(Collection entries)
=====
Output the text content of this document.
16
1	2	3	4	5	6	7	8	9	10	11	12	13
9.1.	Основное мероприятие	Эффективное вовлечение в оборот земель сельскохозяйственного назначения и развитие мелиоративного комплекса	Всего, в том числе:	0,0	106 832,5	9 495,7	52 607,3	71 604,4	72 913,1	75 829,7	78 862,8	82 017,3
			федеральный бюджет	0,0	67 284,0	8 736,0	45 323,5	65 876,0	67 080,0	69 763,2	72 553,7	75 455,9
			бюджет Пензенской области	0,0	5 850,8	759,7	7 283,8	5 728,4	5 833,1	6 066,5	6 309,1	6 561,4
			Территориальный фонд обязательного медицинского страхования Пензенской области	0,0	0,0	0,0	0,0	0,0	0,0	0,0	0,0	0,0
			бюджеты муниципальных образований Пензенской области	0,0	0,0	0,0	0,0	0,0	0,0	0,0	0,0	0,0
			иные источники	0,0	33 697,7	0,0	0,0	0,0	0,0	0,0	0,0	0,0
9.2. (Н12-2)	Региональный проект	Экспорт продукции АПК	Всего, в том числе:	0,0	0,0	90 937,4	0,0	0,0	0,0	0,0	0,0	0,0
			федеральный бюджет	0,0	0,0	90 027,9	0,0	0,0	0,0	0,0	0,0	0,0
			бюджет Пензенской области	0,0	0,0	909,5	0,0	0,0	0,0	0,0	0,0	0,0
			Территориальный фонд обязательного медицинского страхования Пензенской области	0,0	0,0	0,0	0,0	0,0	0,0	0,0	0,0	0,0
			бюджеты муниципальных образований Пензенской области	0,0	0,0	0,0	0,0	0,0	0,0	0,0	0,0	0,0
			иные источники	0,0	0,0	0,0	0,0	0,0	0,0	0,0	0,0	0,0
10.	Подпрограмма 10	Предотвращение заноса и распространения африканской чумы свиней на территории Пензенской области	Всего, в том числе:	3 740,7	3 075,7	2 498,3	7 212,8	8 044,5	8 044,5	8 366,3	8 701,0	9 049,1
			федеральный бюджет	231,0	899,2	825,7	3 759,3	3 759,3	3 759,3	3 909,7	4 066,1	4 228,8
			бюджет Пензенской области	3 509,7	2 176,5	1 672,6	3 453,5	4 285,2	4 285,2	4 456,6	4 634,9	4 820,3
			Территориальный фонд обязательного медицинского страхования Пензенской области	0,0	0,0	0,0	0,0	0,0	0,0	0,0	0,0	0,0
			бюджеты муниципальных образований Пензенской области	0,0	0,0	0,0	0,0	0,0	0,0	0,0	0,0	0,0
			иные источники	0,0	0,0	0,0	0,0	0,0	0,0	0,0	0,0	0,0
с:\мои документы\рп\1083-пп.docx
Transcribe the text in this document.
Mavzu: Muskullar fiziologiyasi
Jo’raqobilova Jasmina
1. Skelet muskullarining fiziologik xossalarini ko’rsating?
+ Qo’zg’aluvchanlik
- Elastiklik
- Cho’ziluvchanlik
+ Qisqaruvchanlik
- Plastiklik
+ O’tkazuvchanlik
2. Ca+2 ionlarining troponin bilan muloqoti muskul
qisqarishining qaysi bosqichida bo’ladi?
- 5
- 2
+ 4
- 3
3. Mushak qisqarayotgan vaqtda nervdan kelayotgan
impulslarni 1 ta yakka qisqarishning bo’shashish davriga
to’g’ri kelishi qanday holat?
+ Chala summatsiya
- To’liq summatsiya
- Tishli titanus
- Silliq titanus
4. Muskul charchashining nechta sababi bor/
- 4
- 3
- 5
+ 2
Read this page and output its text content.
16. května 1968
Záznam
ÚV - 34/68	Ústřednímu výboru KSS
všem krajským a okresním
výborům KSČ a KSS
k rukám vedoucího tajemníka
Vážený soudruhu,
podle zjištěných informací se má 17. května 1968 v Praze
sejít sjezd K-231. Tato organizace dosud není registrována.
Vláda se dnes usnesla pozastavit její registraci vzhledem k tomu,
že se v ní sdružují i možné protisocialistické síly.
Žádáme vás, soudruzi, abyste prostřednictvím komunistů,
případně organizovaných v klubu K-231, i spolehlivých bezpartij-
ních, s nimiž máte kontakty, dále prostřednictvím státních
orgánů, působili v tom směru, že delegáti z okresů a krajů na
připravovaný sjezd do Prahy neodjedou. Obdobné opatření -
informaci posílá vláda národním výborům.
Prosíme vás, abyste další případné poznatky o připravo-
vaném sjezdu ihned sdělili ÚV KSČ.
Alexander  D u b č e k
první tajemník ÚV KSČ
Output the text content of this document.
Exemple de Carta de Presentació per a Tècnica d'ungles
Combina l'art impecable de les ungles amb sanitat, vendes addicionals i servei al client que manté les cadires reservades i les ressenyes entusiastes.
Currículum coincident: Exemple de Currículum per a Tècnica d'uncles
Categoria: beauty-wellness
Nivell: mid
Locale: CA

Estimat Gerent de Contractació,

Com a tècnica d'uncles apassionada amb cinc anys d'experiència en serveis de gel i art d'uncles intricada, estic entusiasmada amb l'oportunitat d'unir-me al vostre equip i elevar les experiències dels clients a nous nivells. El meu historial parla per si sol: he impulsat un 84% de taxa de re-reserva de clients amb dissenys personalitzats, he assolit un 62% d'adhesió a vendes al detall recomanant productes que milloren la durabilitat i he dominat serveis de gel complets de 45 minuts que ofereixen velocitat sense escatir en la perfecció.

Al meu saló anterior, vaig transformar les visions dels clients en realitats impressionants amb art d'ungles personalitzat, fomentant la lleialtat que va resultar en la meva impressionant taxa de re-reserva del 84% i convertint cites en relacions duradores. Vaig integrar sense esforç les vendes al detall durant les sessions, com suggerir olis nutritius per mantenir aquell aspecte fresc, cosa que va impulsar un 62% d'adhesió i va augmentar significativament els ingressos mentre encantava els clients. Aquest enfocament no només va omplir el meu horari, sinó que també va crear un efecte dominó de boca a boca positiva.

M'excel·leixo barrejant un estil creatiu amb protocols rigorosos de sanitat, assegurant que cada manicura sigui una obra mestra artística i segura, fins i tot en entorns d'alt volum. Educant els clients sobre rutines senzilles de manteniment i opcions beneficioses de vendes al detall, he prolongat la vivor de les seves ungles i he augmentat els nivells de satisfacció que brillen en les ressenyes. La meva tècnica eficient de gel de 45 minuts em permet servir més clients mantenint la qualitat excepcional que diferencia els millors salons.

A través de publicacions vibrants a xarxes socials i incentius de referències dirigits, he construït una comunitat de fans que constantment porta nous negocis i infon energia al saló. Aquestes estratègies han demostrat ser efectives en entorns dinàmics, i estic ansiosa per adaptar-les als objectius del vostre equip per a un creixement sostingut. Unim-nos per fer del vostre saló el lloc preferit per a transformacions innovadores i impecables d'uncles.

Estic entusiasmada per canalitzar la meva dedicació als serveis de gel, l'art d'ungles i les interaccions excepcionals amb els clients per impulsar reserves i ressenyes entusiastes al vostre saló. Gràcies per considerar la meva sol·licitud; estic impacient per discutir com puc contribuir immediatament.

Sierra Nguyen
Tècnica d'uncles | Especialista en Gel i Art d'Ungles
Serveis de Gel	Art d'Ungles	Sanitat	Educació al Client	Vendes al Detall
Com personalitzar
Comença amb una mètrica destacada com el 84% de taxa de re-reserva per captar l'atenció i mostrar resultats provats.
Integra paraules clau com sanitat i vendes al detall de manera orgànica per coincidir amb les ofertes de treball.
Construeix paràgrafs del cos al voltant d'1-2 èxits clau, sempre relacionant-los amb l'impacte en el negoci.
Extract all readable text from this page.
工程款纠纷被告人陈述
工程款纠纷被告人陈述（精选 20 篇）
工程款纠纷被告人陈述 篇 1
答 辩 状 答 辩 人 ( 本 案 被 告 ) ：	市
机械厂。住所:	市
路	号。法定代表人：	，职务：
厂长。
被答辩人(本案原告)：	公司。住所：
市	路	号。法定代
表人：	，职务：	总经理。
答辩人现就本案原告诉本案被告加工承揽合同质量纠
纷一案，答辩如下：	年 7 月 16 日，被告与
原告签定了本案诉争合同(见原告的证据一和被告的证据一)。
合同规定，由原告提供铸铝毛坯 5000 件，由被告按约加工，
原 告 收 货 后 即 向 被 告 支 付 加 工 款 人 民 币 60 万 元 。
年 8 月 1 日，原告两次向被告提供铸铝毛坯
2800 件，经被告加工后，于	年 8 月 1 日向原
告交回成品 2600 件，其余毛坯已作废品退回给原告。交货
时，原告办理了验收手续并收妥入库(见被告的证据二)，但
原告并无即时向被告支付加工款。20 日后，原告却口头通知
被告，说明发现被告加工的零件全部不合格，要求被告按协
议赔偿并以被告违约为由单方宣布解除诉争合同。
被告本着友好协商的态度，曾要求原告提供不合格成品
=====
■ AIM
From the listing above, pick out each line where the word "федеральный" appears.

■ RESPONSE TO THE TASK
			федеральный бюджет	0,0	67 284,0	8 736,0	45 323,5	65 876,0	67 080,0	69 763,2	72 553,7	75 455,9
			федеральный бюджет	0,0	0,0	90 027,9	0,0	0,0	0,0	0,0	0,0	0,0
			федеральный бюджет	231,0	899,2	825,7	3 759,3	3 759,3	3 759,3	3 909,7	4 066,1	4 228,8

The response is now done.